Problem requirements:
Write the listing below out again exactly, dropping the images.

Records
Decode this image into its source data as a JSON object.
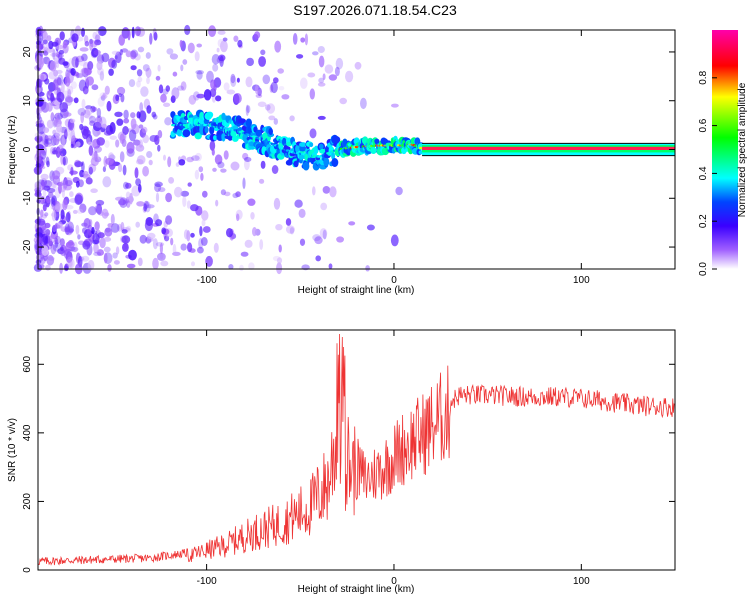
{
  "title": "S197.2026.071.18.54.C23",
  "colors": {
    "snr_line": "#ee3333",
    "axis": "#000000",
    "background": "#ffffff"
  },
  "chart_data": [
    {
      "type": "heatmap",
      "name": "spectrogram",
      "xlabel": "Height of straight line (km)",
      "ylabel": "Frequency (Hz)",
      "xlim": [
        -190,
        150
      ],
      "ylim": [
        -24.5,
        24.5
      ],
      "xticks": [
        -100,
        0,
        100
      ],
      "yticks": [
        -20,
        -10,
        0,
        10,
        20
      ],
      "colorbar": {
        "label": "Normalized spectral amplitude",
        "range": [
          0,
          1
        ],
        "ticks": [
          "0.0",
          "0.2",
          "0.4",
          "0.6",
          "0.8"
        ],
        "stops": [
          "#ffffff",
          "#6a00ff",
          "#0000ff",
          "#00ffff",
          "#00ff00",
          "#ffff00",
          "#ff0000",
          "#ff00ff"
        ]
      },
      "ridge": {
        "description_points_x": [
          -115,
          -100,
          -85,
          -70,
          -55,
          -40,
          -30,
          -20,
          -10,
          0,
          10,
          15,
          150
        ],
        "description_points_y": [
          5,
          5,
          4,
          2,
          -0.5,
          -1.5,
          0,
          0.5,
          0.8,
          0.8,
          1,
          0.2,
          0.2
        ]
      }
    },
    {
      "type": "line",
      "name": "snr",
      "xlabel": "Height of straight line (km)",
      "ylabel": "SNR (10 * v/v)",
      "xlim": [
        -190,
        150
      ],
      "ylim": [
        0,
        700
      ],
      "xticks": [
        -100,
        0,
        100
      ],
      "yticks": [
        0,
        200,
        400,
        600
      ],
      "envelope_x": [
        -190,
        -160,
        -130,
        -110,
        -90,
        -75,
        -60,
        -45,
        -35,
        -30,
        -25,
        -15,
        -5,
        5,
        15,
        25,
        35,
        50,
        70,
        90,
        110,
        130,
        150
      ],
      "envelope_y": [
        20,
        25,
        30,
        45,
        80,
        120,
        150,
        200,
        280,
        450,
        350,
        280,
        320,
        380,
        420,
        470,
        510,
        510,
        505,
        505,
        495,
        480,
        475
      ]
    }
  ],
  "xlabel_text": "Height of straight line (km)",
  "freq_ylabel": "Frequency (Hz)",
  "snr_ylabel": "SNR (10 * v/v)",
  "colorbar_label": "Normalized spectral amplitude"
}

Exercise output:
Decode this image into its source data as a JSON object.
{
  "title": "S197.2026.071.18.54.C23",
  "colors": {
    "snr_line": "#ee3333",
    "axis": "#000000",
    "background": "#ffffff"
  },
  "chart_data": [
    {
      "type": "heatmap",
      "name": "spectrogram",
      "xlabel": "Height of straight line (km)",
      "ylabel": "Frequency (Hz)",
      "xlim": [
        -190,
        150
      ],
      "ylim": [
        -24.5,
        24.5
      ],
      "xticks": [
        -100,
        0,
        100
      ],
      "yticks": [
        -20,
        -10,
        0,
        10,
        20
      ],
      "colorbar": {
        "label": "Normalized spectral amplitude",
        "range": [
          0,
          1
        ],
        "ticks": [
          "0.0",
          "0.2",
          "0.4",
          "0.6",
          "0.8"
        ],
        "stops": [
          "#ffffff",
          "#6a00ff",
          "#0000ff",
          "#00ffff",
          "#00ff00",
          "#ffff00",
          "#ff0000",
          "#ff00ff"
        ]
      },
      "ridge": {
        "description_points_x": [
          -115,
          -100,
          -85,
          -70,
          -55,
          -40,
          -30,
          -20,
          -10,
          0,
          10,
          15,
          150
        ],
        "description_points_y": [
          5,
          5,
          4,
          2,
          -0.5,
          -1.5,
          0,
          0.5,
          0.8,
          0.8,
          1,
          0.2,
          0.2
        ]
      }
    },
    {
      "type": "line",
      "name": "snr",
      "xlabel": "Height of straight line (km)",
      "ylabel": "SNR (10 * v/v)",
      "xlim": [
        -190,
        150
      ],
      "ylim": [
        0,
        700
      ],
      "xticks": [
        -100,
        0,
        100
      ],
      "yticks": [
        0,
        200,
        400,
        600
      ],
      "envelope_x": [
        -190,
        -160,
        -130,
        -110,
        -90,
        -75,
        -60,
        -45,
        -35,
        -30,
        -25,
        -15,
        -5,
        5,
        15,
        25,
        35,
        50,
        70,
        90,
        110,
        130,
        150
      ],
      "envelope_y": [
        20,
        25,
        30,
        45,
        80,
        120,
        150,
        200,
        280,
        450,
        350,
        280,
        320,
        380,
        420,
        470,
        510,
        510,
        505,
        505,
        495,
        480,
        475
      ]
    }
  ],
  "xlabel_text": "Height of straight line (km)",
  "freq_ylabel": "Frequency (Hz)",
  "snr_ylabel": "SNR (10 * v/v)",
  "colorbar_label": "Normalized spectral amplitude"
}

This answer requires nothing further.